### GIVEN EXERCISE
Omit all images. Write out the rest of the material exactly.

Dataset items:

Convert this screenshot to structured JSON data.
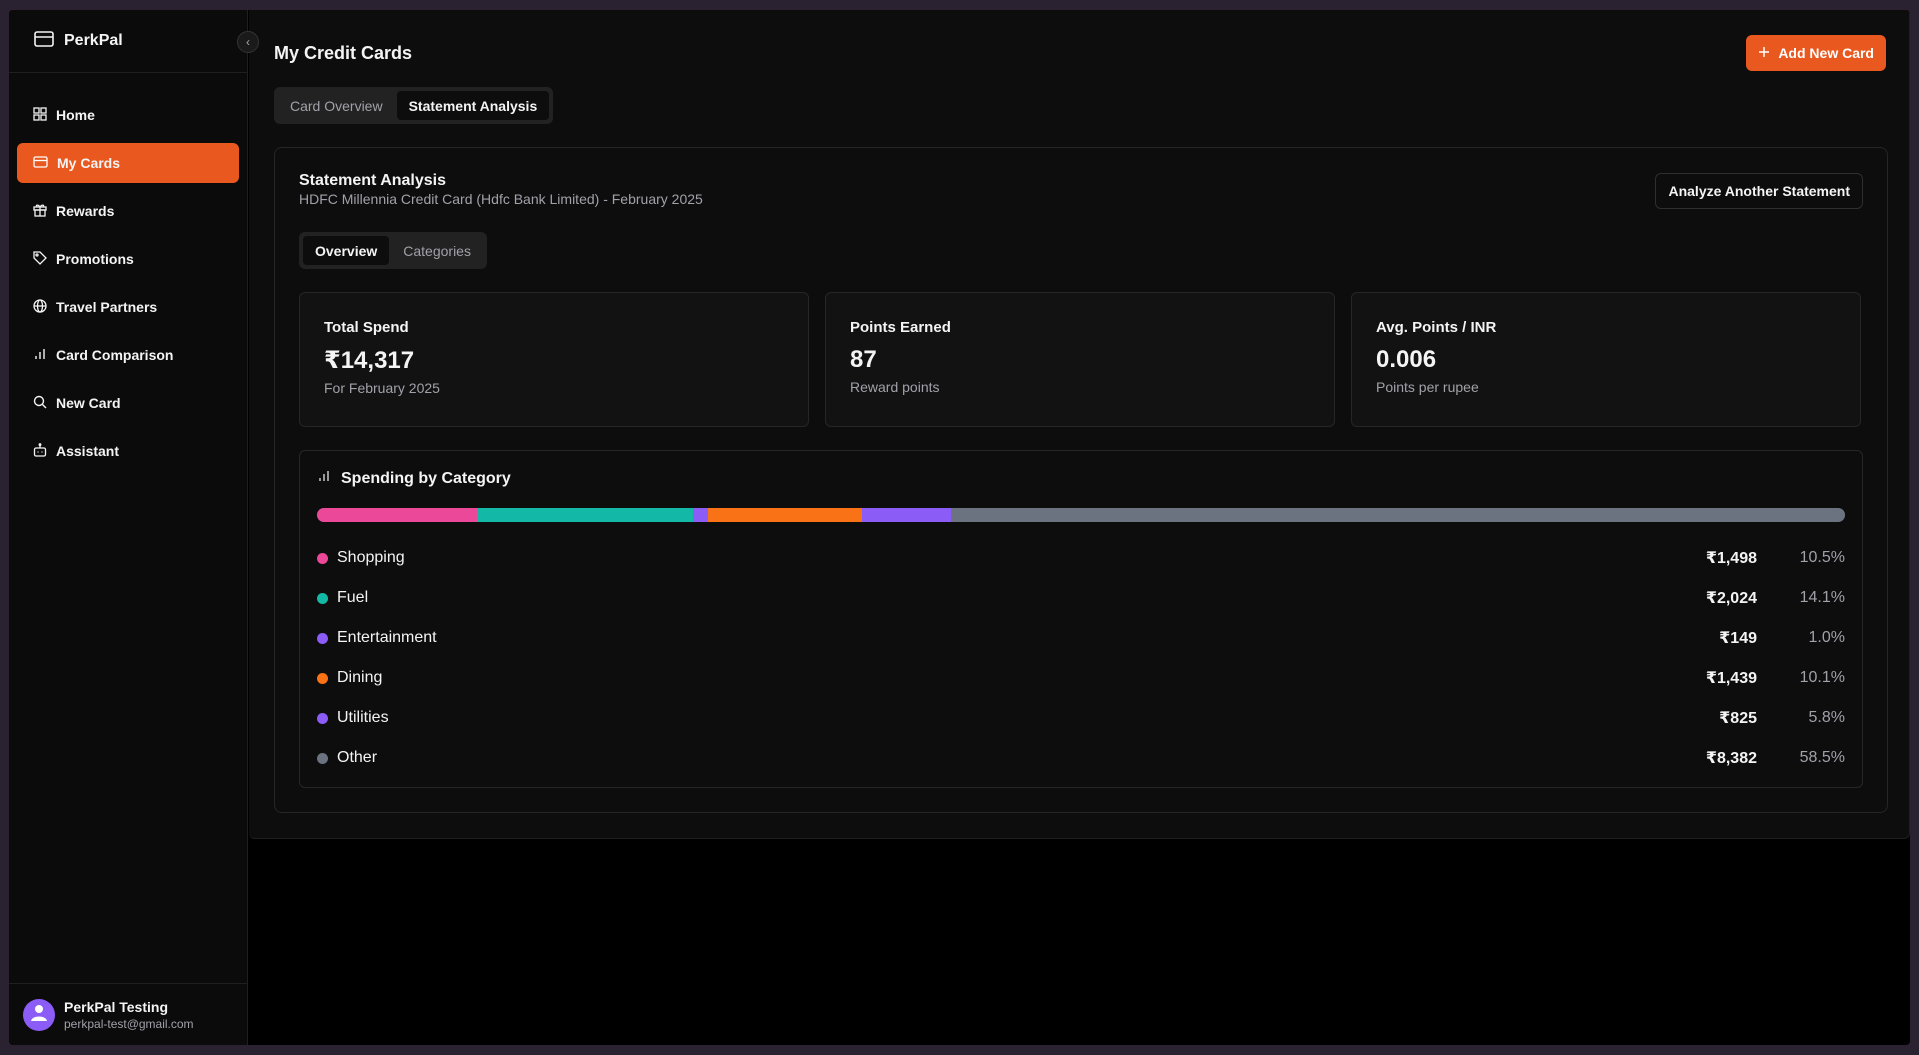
{
  "app": {
    "name": "PerkPal"
  },
  "sidebar": {
    "items": [
      {
        "label": "Home",
        "icon": "grid-icon",
        "active": false
      },
      {
        "label": "My Cards",
        "icon": "credit-card-icon",
        "active": true
      },
      {
        "label": "Rewards",
        "icon": "gift-icon",
        "active": false
      },
      {
        "label": "Promotions",
        "icon": "tag-icon",
        "active": false
      },
      {
        "label": "Travel Partners",
        "icon": "globe-icon",
        "active": false
      },
      {
        "label": "Card Comparison",
        "icon": "bar-chart-icon",
        "active": false
      },
      {
        "label": "New Card",
        "icon": "search-icon",
        "active": false
      },
      {
        "label": "Assistant",
        "icon": "bot-icon",
        "active": false
      }
    ],
    "user": {
      "name": "PerkPal Testing",
      "email": "perkpal-test@gmail.com"
    }
  },
  "header": {
    "title": "My Credit Cards",
    "add_button": "Add New Card",
    "tabs": [
      "Card Overview",
      "Statement Analysis"
    ],
    "active_tab": "Statement Analysis"
  },
  "analysis": {
    "title": "Statement Analysis",
    "subtitle": "HDFC Millennia Credit Card (Hdfc Bank Limited) - February 2025",
    "analyze_button": "Analyze Another Statement",
    "subtabs": [
      "Overview",
      "Categories"
    ],
    "active_subtab": "Overview",
    "stats": [
      {
        "label": "Total Spend",
        "value": "₹14,317",
        "note": "For February 2025"
      },
      {
        "label": "Points Earned",
        "value": "87",
        "note": "Reward points"
      },
      {
        "label": "Avg. Points / INR",
        "value": "0.006",
        "note": "Points per rupee"
      }
    ]
  },
  "spending": {
    "title": "Spending by Category",
    "categories": [
      {
        "name": "Shopping",
        "amount": "₹1,498",
        "percent": "10.5%",
        "share": 10.5,
        "color": "#ec4899"
      },
      {
        "name": "Fuel",
        "amount": "₹2,024",
        "percent": "14.1%",
        "share": 14.1,
        "color": "#14b8a6"
      },
      {
        "name": "Entertainment",
        "amount": "₹149",
        "percent": "1.0%",
        "share": 1.0,
        "color": "#8b5cf6"
      },
      {
        "name": "Dining",
        "amount": "₹1,439",
        "percent": "10.1%",
        "share": 10.1,
        "color": "#f97316"
      },
      {
        "name": "Utilities",
        "amount": "₹825",
        "percent": "5.8%",
        "share": 5.8,
        "color": "#8b5cf6"
      },
      {
        "name": "Other",
        "amount": "₹8,382",
        "percent": "58.5%",
        "share": 58.5,
        "color": "#6b7280"
      }
    ]
  },
  "colors": {
    "accent": "#e9591f",
    "background": "#0d0d0d"
  }
}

### TASK RESULT
Convert this screenshot to structured JSON data.
{
  "app": {
    "name": "PerkPal"
  },
  "sidebar": {
    "items": [
      {
        "label": "Home",
        "icon": "grid-icon",
        "active": false
      },
      {
        "label": "My Cards",
        "icon": "credit-card-icon",
        "active": true
      },
      {
        "label": "Rewards",
        "icon": "gift-icon",
        "active": false
      },
      {
        "label": "Promotions",
        "icon": "tag-icon",
        "active": false
      },
      {
        "label": "Travel Partners",
        "icon": "globe-icon",
        "active": false
      },
      {
        "label": "Card Comparison",
        "icon": "bar-chart-icon",
        "active": false
      },
      {
        "label": "New Card",
        "icon": "search-icon",
        "active": false
      },
      {
        "label": "Assistant",
        "icon": "bot-icon",
        "active": false
      }
    ],
    "user": {
      "name": "PerkPal Testing",
      "email": "perkpal-test@gmail.com"
    }
  },
  "header": {
    "title": "My Credit Cards",
    "add_button": "Add New Card",
    "tabs": [
      "Card Overview",
      "Statement Analysis"
    ],
    "active_tab": "Statement Analysis"
  },
  "analysis": {
    "title": "Statement Analysis",
    "subtitle": "HDFC Millennia Credit Card (Hdfc Bank Limited) - February 2025",
    "analyze_button": "Analyze Another Statement",
    "subtabs": [
      "Overview",
      "Categories"
    ],
    "active_subtab": "Overview",
    "stats": [
      {
        "label": "Total Spend",
        "value": "₹14,317",
        "note": "For February 2025"
      },
      {
        "label": "Points Earned",
        "value": "87",
        "note": "Reward points"
      },
      {
        "label": "Avg. Points / INR",
        "value": "0.006",
        "note": "Points per rupee"
      }
    ]
  },
  "spending": {
    "title": "Spending by Category",
    "categories": [
      {
        "name": "Shopping",
        "amount": "₹1,498",
        "percent": "10.5%",
        "share": 10.5,
        "color": "#ec4899"
      },
      {
        "name": "Fuel",
        "amount": "₹2,024",
        "percent": "14.1%",
        "share": 14.1,
        "color": "#14b8a6"
      },
      {
        "name": "Entertainment",
        "amount": "₹149",
        "percent": "1.0%",
        "share": 1.0,
        "color": "#8b5cf6"
      },
      {
        "name": "Dining",
        "amount": "₹1,439",
        "percent": "10.1%",
        "share": 10.1,
        "color": "#f97316"
      },
      {
        "name": "Utilities",
        "amount": "₹825",
        "percent": "5.8%",
        "share": 5.8,
        "color": "#8b5cf6"
      },
      {
        "name": "Other",
        "amount": "₹8,382",
        "percent": "58.5%",
        "share": 58.5,
        "color": "#6b7280"
      }
    ]
  },
  "colors": {
    "accent": "#e9591f",
    "background": "#0d0d0d"
  }
}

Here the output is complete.